## Task details
Scan the entries below and extract each line with the word "person" in it.

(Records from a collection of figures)

────────────────────

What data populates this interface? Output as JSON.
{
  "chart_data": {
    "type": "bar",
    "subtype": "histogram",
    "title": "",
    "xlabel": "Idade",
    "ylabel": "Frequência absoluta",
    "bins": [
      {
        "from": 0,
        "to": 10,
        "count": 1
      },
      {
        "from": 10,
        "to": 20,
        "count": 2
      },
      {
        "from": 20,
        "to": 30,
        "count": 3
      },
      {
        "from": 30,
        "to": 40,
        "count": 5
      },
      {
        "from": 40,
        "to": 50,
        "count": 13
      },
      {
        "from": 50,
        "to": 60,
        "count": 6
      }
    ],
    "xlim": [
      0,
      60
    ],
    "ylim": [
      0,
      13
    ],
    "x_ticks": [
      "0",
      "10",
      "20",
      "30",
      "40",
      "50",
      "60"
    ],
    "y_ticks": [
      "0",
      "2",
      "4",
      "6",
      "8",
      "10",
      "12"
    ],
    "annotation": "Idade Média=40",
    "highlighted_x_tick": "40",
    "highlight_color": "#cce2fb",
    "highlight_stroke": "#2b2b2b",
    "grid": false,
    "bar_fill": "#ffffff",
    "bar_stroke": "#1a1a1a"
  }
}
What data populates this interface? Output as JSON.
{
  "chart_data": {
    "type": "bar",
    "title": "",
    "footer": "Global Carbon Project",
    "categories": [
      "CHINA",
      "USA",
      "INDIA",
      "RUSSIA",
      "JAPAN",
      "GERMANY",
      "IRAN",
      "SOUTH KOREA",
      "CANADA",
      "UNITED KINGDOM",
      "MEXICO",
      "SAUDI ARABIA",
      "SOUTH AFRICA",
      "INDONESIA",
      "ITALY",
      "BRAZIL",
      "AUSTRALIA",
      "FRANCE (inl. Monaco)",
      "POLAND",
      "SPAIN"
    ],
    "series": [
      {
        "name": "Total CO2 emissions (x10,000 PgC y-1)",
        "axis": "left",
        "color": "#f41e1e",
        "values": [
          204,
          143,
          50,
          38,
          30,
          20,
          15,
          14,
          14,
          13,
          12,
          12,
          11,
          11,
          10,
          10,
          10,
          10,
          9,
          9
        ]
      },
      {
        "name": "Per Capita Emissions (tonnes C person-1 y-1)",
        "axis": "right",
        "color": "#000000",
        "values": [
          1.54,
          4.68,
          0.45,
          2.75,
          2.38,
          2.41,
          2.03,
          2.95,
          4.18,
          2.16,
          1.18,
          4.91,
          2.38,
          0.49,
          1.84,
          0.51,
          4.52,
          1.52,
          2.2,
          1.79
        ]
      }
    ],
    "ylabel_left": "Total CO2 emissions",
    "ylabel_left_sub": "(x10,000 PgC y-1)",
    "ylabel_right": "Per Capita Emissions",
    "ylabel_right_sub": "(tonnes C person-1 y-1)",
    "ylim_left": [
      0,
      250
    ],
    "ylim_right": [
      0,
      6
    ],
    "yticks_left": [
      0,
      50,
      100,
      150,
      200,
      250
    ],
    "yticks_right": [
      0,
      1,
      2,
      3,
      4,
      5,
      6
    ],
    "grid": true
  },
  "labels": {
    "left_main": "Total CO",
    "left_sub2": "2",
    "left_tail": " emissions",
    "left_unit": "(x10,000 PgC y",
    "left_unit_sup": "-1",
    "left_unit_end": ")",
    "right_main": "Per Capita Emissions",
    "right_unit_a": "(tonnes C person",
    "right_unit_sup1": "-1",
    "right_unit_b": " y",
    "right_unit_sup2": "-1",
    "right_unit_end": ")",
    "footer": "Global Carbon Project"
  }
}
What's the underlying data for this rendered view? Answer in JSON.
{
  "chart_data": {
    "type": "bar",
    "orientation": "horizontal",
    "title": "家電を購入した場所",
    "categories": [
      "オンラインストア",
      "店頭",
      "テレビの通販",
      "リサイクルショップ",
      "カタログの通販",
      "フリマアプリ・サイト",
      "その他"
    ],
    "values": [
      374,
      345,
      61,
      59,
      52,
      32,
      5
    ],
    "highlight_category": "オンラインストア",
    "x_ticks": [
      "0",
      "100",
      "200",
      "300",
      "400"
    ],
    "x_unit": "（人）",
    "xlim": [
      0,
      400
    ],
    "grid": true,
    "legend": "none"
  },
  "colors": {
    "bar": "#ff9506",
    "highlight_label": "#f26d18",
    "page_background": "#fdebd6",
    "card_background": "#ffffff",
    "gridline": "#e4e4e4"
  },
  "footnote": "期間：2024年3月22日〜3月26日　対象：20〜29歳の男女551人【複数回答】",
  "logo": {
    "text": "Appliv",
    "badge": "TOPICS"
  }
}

────────────────────

## Expected answer
        "name": "Per Capita Emissions (tonnes C person-1 y-1)",
    "ylabel_right_sub": "(tonnes C person-1 y-1)",
    "right_unit_a": "(tonnes C person",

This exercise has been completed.